Dataset records:
= = = = =

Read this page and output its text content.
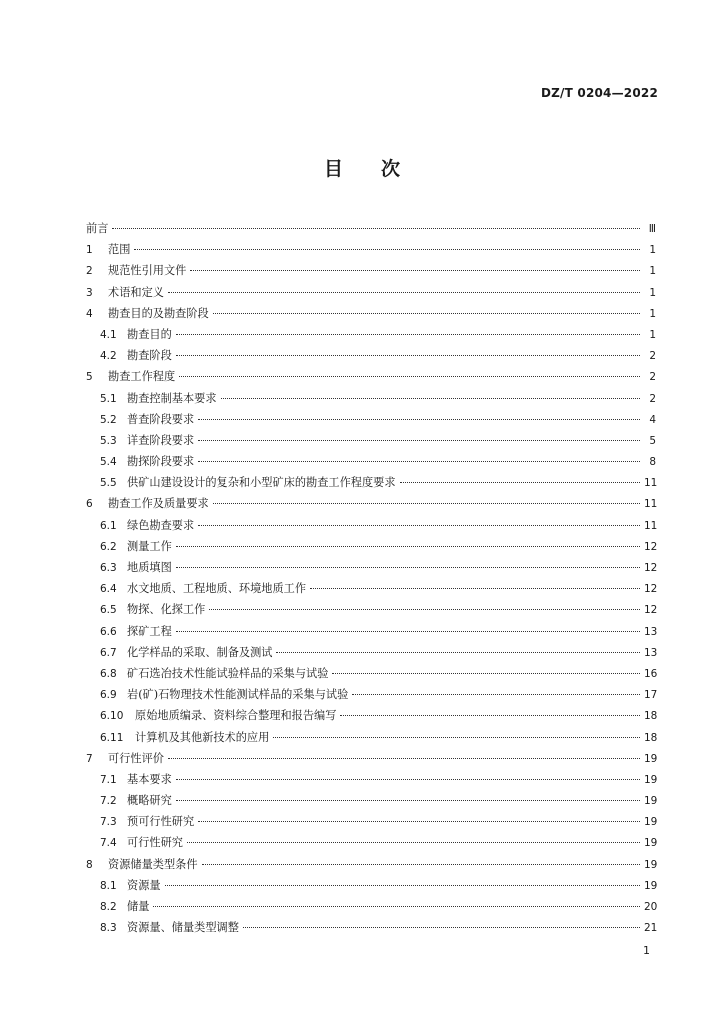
DZ/T 0204—2022
目次
前言	Ⅲ
1	范围	1
2	规范性引用文件	1
3	术语和定义	1
4	勘查目的及勘查阶段	1
4.1 勘查目的	1
4.2 勘查阶段	2
5	勘查工作程度	2
5.1 勘查控制基本要求	2
5.2 普查阶段要求	4
5.3 详查阶段要求	5
5.4 勘探阶段要求	8
5.5 供矿山建设设计的复杂和小型矿床的勘查工作程度要求	11
6	勘查工作及质量要求	11
6.1 绿色勘查要求	11
6.2 测量工作	12
6.3 地质填图	12
6.4 水文地质、工程地质、环境地质工作	12
6.5 物探、化探工作	12
6.6 探矿工程	13
6.7 化学样品的采取、制备及测试	13
6.8 矿石选冶技术性能试验样品的采集与试验	16
6.9 岩(矿)石物理技术性能测试样品的采集与试验	17
6.10	原始地质编录、资料综合整理和报告编写	18
6.11	计算机及其他新技术的应用	18
7	可行性评价	19
7.1 基本要求	19
7.2 概略研究	19
7.3 预可行性研究	19
7.4 可行性研究	19
8	资源储量类型条件	19
8.1 资源量	19
8.2 储量	20
8.3 资源量、储量类型调整	21
1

= = = = =

[Job]
Write out each line again precisely as it appears, skipping every picture.

[Result for this task]
Read this page and output its text content.
DZ/T 0204—2022
目次
前言	Ⅲ
1	范围	1
2	规范性引用文件	1
3	术语和定义	1
4	勘查目的及勘查阶段	1
4.1 勘查目的	1
4.2 勘查阶段	2
5	勘查工作程度	2
5.1 勘查控制基本要求	2
5.2 普查阶段要求	4
5.3 详查阶段要求	5
5.4 勘探阶段要求	8
5.5 供矿山建设设计的复杂和小型矿床的勘查工作程度要求	11
6	勘查工作及质量要求	11
6.1 绿色勘查要求	11
6.2 测量工作	12
6.3 地质填图	12
6.4 水文地质、工程地质、环境地质工作	12
6.5 物探、化探工作	12
6.6 探矿工程	13
6.7 化学样品的采取、制备及测试	13
6.8 矿石选冶技术性能试验样品的采集与试验	16
6.9 岩(矿)石物理技术性能测试样品的采集与试验	17
6.10	原始地质编录、资料综合整理和报告编写	18
6.11	计算机及其他新技术的应用	18
7	可行性评价	19
7.1 基本要求	19
7.2 概略研究	19
7.3 预可行性研究	19
7.4 可行性研究	19
8	资源储量类型条件	19
8.1 资源量	19
8.2 储量	20
8.3 资源量、储量类型调整	21
1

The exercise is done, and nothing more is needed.